View Abstract

A3875 - Caveolin Scaffolding Peptide Regulates Glucose Metabolism in Lung Fibrosis
Author Block: V. Gopu, S. Shetty, N. Mavanoor, Y. Bhandary, S. Idell, S. Shetty; BMR-32, UTHCT, Tyler, TX, United States.
Introduction: Increased metabolism is one of the major factors distinguishing fibrotic lung fibroblasts (fLfs). Tumor suppressor protein, p53 and its transcriptional target microRNA-34a have been implicated in the regulation of glucose metabolism and mitochondrial respiration. However, the precise mechanism contributing to dysregulation of glucose metabolism in fLfs has not been fully elucidated. Further, it is unclear whether anti-fibrotic effects of caveolin-1 scaffolding domain peptides (CSP) and its deletion fragment, CSP7 involve regulation of altered glucose metabolism through restoration of baseline p53 and microRNA-34a expression in fLfs.

-.-.-

Task instructions =>
1: Sum up the abstract in two sentences.
2: Edit the stretch of the abstract from "View Abstract" through "expression in fLfs.", swapping "mitochondrial respiration" for "cellular respiration".
3: Answer these questions from the abstract:
(a) Which tumor suppressor protein does it name?
(b) What is CSP7?
(c) In which city and state is BMR-32 at UTHCT located?
The listing after this point has nothing to do with the abstract.

-.-.-

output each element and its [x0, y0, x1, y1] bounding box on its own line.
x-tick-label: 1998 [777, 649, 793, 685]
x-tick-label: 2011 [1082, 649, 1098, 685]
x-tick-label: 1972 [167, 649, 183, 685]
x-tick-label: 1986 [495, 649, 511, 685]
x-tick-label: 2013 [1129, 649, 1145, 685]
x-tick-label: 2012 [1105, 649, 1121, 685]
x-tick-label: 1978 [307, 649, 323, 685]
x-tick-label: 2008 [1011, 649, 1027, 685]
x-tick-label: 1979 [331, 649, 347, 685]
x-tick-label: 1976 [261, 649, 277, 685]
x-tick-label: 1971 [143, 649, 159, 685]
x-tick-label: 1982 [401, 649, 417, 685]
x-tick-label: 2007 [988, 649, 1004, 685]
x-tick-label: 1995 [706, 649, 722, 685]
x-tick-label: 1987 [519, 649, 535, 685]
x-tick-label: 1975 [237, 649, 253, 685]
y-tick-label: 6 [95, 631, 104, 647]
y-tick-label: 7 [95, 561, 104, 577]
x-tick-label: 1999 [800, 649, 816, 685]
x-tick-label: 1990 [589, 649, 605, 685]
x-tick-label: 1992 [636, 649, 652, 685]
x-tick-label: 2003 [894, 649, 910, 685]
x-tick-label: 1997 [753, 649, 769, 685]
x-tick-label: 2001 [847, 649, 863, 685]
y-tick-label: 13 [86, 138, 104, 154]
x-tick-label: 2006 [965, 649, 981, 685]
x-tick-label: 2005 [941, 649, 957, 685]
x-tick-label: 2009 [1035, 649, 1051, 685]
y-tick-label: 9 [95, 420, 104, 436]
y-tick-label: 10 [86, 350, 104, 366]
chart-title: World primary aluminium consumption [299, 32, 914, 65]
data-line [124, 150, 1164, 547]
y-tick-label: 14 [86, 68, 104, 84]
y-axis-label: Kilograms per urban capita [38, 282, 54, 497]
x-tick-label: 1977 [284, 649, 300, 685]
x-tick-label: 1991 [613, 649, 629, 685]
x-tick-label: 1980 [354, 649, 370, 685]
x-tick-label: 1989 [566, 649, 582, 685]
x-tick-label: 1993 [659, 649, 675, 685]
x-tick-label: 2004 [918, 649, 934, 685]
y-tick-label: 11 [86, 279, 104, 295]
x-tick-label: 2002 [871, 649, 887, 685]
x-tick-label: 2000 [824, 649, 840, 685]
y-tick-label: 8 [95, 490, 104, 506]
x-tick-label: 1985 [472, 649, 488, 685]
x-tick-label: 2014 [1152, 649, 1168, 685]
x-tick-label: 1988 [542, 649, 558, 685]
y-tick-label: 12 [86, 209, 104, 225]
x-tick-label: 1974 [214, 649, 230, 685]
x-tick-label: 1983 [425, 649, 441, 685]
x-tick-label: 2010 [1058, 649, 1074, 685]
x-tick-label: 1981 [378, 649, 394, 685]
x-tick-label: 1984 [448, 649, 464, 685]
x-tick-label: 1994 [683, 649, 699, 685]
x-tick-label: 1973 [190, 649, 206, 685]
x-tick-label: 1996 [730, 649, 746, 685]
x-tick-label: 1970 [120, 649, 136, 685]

-.-.-

Responses for each task =>
1: The abstract states that increased metabolism is one of the major traits of fibrotic lung fibroblasts, and that p53 and its target microRNA-34a have been linked to the control of glucose metabolism and mitochondrial respiration. It adds that the exact mechanism behind the disrupted glucose metabolism in these cells is not fully understood, and that it is unclear whether the anti-fibrotic effects of CSP and CSP7 involve restoring baseline p53 and microRNA-34a expression.

2:
View Abstract

A3875 - Caveolin Scaffolding Peptide Regulates Glucose Metabolism in Lung Fibrosis
Author Block: V. Gopu, S. Shetty, N. Mavanoor, Y. Bhandary, S. Idell, S. Shetty; BMR-32, UTHCT, Tyler, TX, United States.
Introduction: Increased metabolism is one of the major factors distinguishing fibrotic lung fibroblasts (fLfs). Tumor suppressor protein, p53 and its transcriptional target microRNA-34a have been implicated in the regulation of glucose metabolism and cellular respiration. However, the precise mechanism contributing to dysregulation of glucose metabolism in fLfs has not been fully elucidated. Further, it is unclear whether anti-fibrotic effects of caveolin-1 scaffolding domain peptides (CSP) and its deletion fragment, CSP7 involve regulation of altered glucose metabolism through restoration of baseline p53 and microRNA-34a expression in fLfs.

3:
(a) p53
(b) A deletion fragment of the caveolin-1 scaffolding domain peptide (CSP)
(c) Tyler, TX